§ Problems:
[1] In the notebook code, what value is assigned to BATCH_SIZE when TESTING is False?
[2] Rewrite the rows from the start of the rows down to the line containing "end building xyxy=(1112,1378,1145,1415)", with every "effect text" changed to "caption text" and all else unchanged.

§ Document text:

In [5]:
import os
import pickle
import time
import numpy as np
import pandas as pd
from tqdm import tqdm
from sklearn.impute import SimpleImputer, KNNImputer
from sklearn.preprocessing import StandardScaler, RobustScaler
from sklearn.feature_selection import VarianceThreshold
from sklearn.ensemble import RandomForestRegressor, GradientBoostingRegressor
from sklearn.metrics import mean_absolute_error, r2_score
from matminer.featurizers.structure import DensityFeatures, GlobalSymmetryFeatures
from matminer.featurizers.composition import ElementProperty
from mp_api.client import MPRester

API_KEY = "f3qtz1d2EV47QfPtknWcFSOXTaUCzNli" 
TARGET_PROP = "formation_energy_per_atom"

# Configuration for testing vs full pipeline
TESTING = False  # Set to False for full pipeline

if TESTING:
    CACHE_FILE = "mp_data_cache_1k_test.pkl"
    BATCH_SIZE = 20
    N_TOTAL = 200
    print("=" * 50)
    print("RUNNING IN TESTING MODE (200 samples)")
    print("=" * 50)
else:
    CACHE_FILE = "mp_data_cache_20k.pkl"
    BATCH_SIZE = 100
    N_TOTAL = 10000
    print("=" * 50)
    print("RUNNING IN FULL PIPELINE MODE (10000 samples)")
    print("=" * 50)

# ================== Node类 ===================
class Node:
    def __init__(self, name, methods):
        self.name = name
        self.methods = methods
    
    def execute(self, method, params, data):
        return self.methods[method](data, **params)

# N0: Data Fetch & Feature工程（分批+进度条+缓存+API兼容性）
def fetch_and_featurize(data=None, cache=True):
    if cache and os.path.exists(CACHE_FILE):
        print(f"[N0] Load cache: {CACHE_FILE}")
        with open(CACHE_FILE, 'rb') as f:
            df = pickle.load(f)
        print(f"Loaded {len(df)} entries from cache")
    else:
        print(f"[N0] Fetching + feature engineering from MP API ({N_TOTAL} entries)...")
        elem_feat = ElementProperty.from_preset("magpie")
        dens_feat = DensityFeatures()
        sym_feat = GlobalSymmetryFeatures()
        
        dfs = []
        fetched = 0
        
        with MPRester(API_KEY) as mpr:
            try:
                # Use the search method with proper pagination
                docs = mpr.materials.summary.search(
                    fields=["material_id", "structure", "elements", "formula_pretty", TARGET_PROP],
                    chunk_size=BATCH_SIZE,
                    num_chunks=N_TOTAL // BATCH_SIZE + 1
                )
                
                # Process in batches
                batch_count = 0
                for batch_docs in tqdm(docs, desc="Processing batches", ncols=100):
                    if not isinstance(batch_docs, list):
                        batch_docs = [batch_docs]
                    
                    # Filter out docs without target property
                    valid_docs = [d for d in batch_docs if getattr(d, TARGET_PROP, None) is not None]
                    
                    if not valid_docs:
                        continue
                    
                    # Create dataframe from batch
                    df_batch = pd.DataFrame([
                        {
                            "material_id": d.material_id,
                            "structure": d.structure,
                            "elements": d.elements,
                            "formula_pretty": getattr(d, "formula_pretty", None),
                            TARGET_PROP: getattr(d, TARGET_PROP, None)

(Listings of element regions)
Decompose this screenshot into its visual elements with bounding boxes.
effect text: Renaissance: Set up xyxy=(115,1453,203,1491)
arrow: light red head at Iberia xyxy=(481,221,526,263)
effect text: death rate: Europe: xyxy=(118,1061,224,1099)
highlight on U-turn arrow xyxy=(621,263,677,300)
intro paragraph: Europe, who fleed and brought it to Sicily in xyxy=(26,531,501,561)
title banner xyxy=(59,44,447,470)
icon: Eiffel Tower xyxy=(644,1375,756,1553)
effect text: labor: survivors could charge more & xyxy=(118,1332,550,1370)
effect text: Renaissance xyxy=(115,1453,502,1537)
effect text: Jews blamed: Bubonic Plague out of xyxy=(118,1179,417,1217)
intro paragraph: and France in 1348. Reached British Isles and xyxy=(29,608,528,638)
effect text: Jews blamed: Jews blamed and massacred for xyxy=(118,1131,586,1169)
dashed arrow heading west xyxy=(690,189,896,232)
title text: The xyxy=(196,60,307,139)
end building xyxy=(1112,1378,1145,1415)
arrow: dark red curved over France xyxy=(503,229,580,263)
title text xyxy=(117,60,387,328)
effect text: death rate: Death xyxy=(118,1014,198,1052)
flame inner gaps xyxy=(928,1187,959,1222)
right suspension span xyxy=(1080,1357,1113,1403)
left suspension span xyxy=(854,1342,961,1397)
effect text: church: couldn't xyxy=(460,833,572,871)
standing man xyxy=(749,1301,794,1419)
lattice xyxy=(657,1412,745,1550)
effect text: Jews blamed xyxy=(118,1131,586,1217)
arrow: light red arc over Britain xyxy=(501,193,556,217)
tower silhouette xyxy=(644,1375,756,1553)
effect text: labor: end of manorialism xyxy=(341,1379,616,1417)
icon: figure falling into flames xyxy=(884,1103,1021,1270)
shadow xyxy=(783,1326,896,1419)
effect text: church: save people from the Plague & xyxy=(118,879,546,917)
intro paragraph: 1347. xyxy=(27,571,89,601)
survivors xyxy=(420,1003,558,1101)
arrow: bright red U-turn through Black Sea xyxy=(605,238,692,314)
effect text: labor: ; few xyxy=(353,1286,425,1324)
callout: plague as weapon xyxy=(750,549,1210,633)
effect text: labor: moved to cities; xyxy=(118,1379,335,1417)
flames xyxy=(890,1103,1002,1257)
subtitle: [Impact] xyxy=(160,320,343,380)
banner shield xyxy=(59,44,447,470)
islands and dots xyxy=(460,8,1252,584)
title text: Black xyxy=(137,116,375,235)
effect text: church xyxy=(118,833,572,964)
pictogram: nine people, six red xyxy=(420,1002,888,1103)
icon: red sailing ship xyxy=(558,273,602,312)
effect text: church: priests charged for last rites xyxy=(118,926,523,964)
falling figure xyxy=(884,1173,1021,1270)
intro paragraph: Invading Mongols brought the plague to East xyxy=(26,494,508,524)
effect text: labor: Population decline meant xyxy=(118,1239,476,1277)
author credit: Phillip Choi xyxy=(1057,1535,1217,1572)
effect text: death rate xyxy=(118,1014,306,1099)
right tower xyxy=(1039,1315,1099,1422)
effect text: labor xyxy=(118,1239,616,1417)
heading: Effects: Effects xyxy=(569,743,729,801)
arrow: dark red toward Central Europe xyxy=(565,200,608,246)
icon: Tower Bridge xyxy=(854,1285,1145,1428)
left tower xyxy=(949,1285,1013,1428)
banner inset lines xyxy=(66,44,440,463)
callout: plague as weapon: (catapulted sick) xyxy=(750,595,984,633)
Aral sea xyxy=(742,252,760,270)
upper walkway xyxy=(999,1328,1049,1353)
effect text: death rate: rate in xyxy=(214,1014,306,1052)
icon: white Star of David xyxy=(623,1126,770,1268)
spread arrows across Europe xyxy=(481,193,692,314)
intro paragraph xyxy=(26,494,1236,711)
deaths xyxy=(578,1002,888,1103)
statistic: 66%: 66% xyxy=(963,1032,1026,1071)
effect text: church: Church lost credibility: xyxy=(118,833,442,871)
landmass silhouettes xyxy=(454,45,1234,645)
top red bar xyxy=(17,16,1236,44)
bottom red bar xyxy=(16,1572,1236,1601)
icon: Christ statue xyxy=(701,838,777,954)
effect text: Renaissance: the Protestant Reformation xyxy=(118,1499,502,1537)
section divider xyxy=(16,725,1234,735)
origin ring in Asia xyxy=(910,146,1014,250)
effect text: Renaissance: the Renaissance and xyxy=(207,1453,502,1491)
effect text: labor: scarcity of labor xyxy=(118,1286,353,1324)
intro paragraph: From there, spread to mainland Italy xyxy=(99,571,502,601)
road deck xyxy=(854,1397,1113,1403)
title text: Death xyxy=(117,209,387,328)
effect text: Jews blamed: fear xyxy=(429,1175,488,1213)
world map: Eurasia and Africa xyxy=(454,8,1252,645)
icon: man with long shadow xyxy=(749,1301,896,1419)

§ Outputs by task:
[1] 100

[2]
Decompose this screenshot into its visual elements with bounding boxes.
caption text: Renaissance: Set up xyxy=(115,1453,203,1491)
arrow: light red head at Iberia xyxy=(481,221,526,263)
caption text: death rate: Europe: xyxy=(118,1061,224,1099)
highlight on U-turn arrow xyxy=(621,263,677,300)
intro paragraph: Europe, who fleed and brought it to Sicily in xyxy=(26,531,501,561)
title banner xyxy=(59,44,447,470)
icon: Eiffel Tower xyxy=(644,1375,756,1553)
caption text: labor: survivors could charge more & xyxy=(118,1332,550,1370)
caption text: Renaissance xyxy=(115,1453,502,1537)
caption text: Jews blamed: Bubonic Plague out of xyxy=(118,1179,417,1217)
intro paragraph: and France in 1348. Reached British Isles and xyxy=(29,608,528,638)
caption text: Jews blamed: Jews blamed and massacred for xyxy=(118,1131,586,1169)
dashed arrow heading west xyxy=(690,189,896,232)
title text: The xyxy=(196,60,307,139)
end building xyxy=(1112,1378,1145,1415)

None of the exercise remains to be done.